_Given problem_: Could you copy the records exactly, from the line with "legend-label: Athletes —" to the line with "y-axis-label: Percentage of"?

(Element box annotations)
----------------
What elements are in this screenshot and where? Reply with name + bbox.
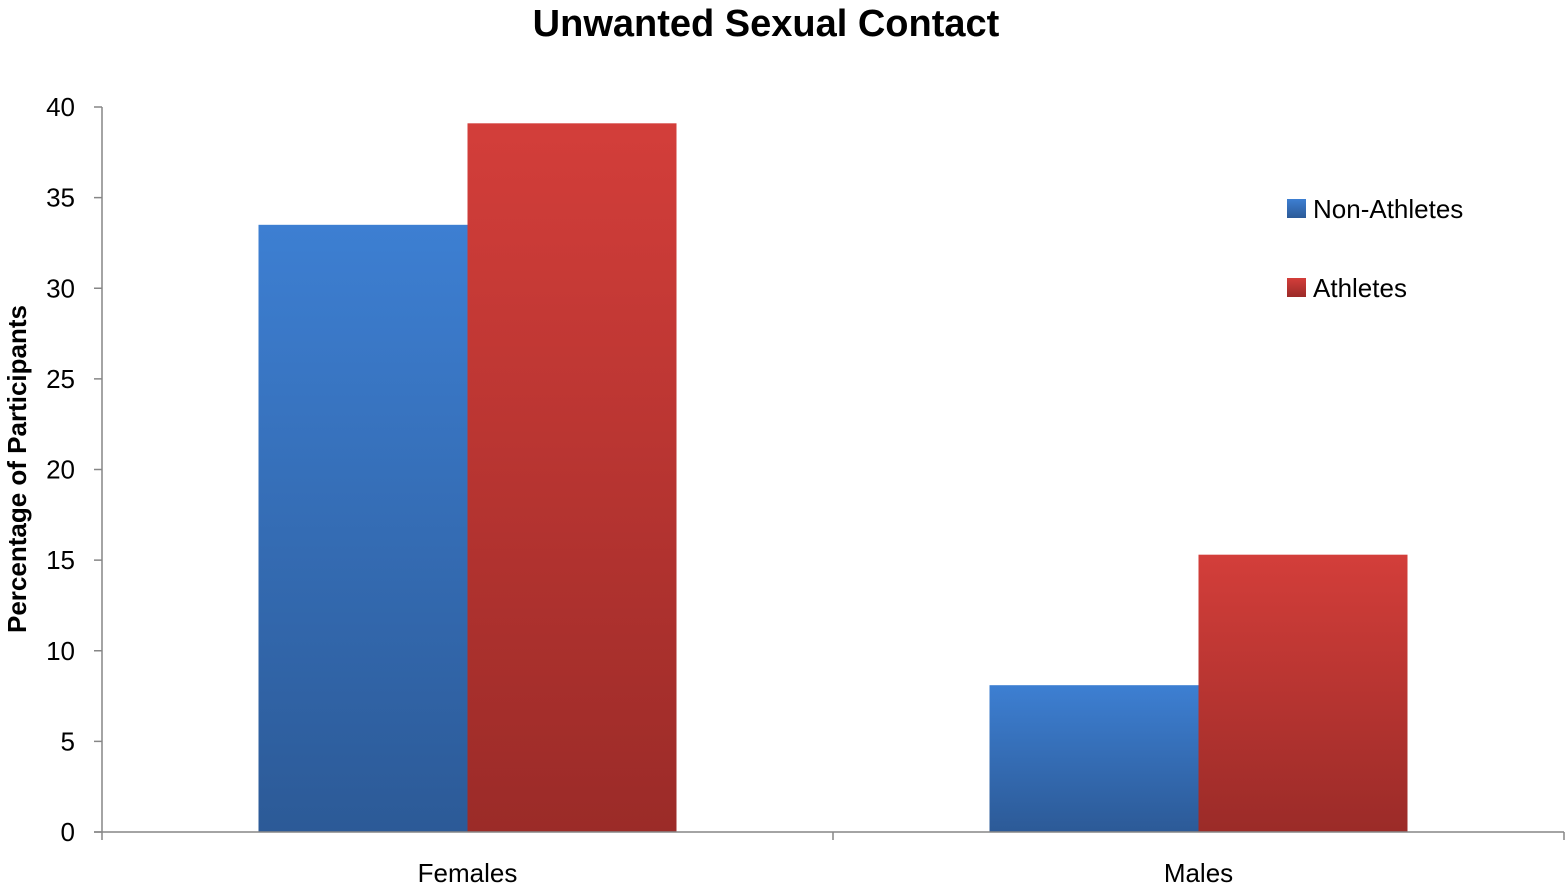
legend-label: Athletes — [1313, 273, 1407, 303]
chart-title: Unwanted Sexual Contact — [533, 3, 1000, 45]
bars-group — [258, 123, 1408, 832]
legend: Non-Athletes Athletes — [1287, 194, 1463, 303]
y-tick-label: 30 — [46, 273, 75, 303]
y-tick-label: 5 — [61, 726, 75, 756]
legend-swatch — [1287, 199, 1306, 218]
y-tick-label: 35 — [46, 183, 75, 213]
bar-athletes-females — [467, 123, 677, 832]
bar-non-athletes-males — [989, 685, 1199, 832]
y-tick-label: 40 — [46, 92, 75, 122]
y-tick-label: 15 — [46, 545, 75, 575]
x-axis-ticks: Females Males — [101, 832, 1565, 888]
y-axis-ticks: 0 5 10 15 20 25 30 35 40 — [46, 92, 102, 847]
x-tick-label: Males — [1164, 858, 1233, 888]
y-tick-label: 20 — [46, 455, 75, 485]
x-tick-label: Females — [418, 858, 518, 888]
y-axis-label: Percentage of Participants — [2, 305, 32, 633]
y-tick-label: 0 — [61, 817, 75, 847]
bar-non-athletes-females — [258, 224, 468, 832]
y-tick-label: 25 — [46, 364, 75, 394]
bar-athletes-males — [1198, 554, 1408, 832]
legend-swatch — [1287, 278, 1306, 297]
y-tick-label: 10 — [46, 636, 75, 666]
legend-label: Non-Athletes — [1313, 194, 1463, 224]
----------------
_Exercise solution_:
legend-label: Athletes — [1313, 273, 1407, 303]
chart-title: Unwanted Sexual Contact — [533, 3, 1000, 45]
bars-group — [258, 123, 1408, 832]
legend: Non-Athletes Athletes — [1287, 194, 1463, 303]
y-tick-label: 30 — [46, 273, 75, 303]
y-tick-label: 5 — [61, 726, 75, 756]
legend-swatch — [1287, 199, 1306, 218]
y-tick-label: 35 — [46, 183, 75, 213]
bar-athletes-females — [467, 123, 677, 832]
bar-non-athletes-males — [989, 685, 1199, 832]
y-tick-label: 40 — [46, 92, 75, 122]
y-tick-label: 15 — [46, 545, 75, 575]
x-axis-ticks: Females Males — [101, 832, 1565, 888]
y-axis-ticks: 0 5 10 15 20 25 30 35 40 — [46, 92, 102, 847]
x-tick-label: Males — [1164, 858, 1233, 888]
y-tick-label: 20 — [46, 455, 75, 485]
x-tick-label: Females — [418, 858, 518, 888]
y-axis-label: Percentage of Participants — [2, 305, 32, 633]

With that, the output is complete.